Stated task: Show all lines from the data that include the word "odpowiednio".

Dataset content:
----
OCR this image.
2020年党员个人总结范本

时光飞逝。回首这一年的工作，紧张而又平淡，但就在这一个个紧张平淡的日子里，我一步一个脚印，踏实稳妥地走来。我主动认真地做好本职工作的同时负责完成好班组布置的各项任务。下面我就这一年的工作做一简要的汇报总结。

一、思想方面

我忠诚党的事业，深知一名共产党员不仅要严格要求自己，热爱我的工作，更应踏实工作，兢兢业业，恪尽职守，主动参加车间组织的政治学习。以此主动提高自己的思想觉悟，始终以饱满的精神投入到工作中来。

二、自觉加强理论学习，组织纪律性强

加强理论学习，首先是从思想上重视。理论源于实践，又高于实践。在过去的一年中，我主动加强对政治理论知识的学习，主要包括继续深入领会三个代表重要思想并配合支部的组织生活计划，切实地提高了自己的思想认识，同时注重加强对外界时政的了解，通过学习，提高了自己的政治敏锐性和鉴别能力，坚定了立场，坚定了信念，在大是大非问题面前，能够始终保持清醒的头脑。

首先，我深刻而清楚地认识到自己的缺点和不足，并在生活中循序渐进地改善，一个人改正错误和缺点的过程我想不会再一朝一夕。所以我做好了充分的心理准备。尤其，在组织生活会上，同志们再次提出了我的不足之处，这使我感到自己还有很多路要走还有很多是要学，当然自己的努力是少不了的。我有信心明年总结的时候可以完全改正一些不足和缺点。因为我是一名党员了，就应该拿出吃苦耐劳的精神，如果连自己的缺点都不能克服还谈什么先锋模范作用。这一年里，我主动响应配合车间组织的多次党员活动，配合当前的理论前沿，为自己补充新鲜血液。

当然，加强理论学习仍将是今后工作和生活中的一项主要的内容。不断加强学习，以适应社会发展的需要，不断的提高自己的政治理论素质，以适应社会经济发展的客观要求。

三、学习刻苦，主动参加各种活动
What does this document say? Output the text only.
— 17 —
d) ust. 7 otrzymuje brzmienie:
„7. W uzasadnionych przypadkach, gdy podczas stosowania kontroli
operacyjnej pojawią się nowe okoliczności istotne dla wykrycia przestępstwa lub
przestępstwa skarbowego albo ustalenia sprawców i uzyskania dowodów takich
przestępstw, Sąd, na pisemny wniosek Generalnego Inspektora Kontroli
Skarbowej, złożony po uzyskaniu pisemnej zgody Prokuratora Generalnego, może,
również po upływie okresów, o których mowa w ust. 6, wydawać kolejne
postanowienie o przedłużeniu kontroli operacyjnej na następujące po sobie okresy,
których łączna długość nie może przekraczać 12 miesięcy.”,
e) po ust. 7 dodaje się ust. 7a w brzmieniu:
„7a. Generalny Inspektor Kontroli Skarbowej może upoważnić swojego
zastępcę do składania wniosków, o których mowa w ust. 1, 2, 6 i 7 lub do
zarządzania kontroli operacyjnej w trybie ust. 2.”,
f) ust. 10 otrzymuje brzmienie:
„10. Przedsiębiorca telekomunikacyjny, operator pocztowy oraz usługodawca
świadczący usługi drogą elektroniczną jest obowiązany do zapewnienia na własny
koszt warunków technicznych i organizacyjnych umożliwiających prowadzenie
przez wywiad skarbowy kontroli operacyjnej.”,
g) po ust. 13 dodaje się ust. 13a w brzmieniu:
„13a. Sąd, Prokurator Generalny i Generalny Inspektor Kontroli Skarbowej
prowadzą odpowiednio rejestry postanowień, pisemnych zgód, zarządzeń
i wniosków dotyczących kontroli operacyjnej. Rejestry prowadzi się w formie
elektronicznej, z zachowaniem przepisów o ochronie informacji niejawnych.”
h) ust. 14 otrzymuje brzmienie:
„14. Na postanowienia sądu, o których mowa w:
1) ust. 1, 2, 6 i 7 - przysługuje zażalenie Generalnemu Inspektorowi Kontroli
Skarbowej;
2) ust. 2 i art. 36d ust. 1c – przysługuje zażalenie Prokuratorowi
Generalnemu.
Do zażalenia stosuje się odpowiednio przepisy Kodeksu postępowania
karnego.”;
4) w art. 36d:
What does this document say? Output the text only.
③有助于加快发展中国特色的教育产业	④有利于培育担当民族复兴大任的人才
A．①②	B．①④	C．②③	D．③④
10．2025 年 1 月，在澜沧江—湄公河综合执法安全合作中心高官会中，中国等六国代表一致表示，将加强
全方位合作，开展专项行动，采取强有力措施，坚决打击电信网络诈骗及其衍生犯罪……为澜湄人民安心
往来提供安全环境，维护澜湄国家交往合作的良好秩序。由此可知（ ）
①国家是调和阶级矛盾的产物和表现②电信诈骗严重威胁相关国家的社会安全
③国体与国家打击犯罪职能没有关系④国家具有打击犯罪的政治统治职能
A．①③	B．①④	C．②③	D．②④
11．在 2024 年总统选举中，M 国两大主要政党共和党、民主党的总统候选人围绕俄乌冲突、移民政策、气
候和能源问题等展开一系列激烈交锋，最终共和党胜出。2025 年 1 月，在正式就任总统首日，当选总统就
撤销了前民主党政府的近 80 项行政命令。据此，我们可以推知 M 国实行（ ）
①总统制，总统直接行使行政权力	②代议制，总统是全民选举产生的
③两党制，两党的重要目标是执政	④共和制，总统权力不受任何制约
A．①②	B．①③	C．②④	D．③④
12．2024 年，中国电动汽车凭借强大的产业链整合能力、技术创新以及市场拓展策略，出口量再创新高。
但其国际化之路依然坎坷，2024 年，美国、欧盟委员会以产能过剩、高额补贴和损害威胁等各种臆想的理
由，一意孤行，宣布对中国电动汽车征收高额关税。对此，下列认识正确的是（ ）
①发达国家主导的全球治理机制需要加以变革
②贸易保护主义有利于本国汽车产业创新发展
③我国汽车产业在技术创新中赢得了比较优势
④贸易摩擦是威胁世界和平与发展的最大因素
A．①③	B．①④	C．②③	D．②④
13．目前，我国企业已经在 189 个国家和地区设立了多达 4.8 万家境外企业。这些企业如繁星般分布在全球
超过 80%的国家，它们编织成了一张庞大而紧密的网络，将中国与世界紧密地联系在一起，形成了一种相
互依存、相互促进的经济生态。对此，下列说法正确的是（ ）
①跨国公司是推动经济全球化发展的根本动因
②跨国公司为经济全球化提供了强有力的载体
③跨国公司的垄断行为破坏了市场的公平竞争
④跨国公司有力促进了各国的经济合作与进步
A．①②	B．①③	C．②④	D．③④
----
Reply to the exercise:
prowadzą odpowiednio rejestry postanowień, pisemnych zgód, zarządzeń
Do zażalenia stosuje się odpowiednio przepisy Kodeksu postępowania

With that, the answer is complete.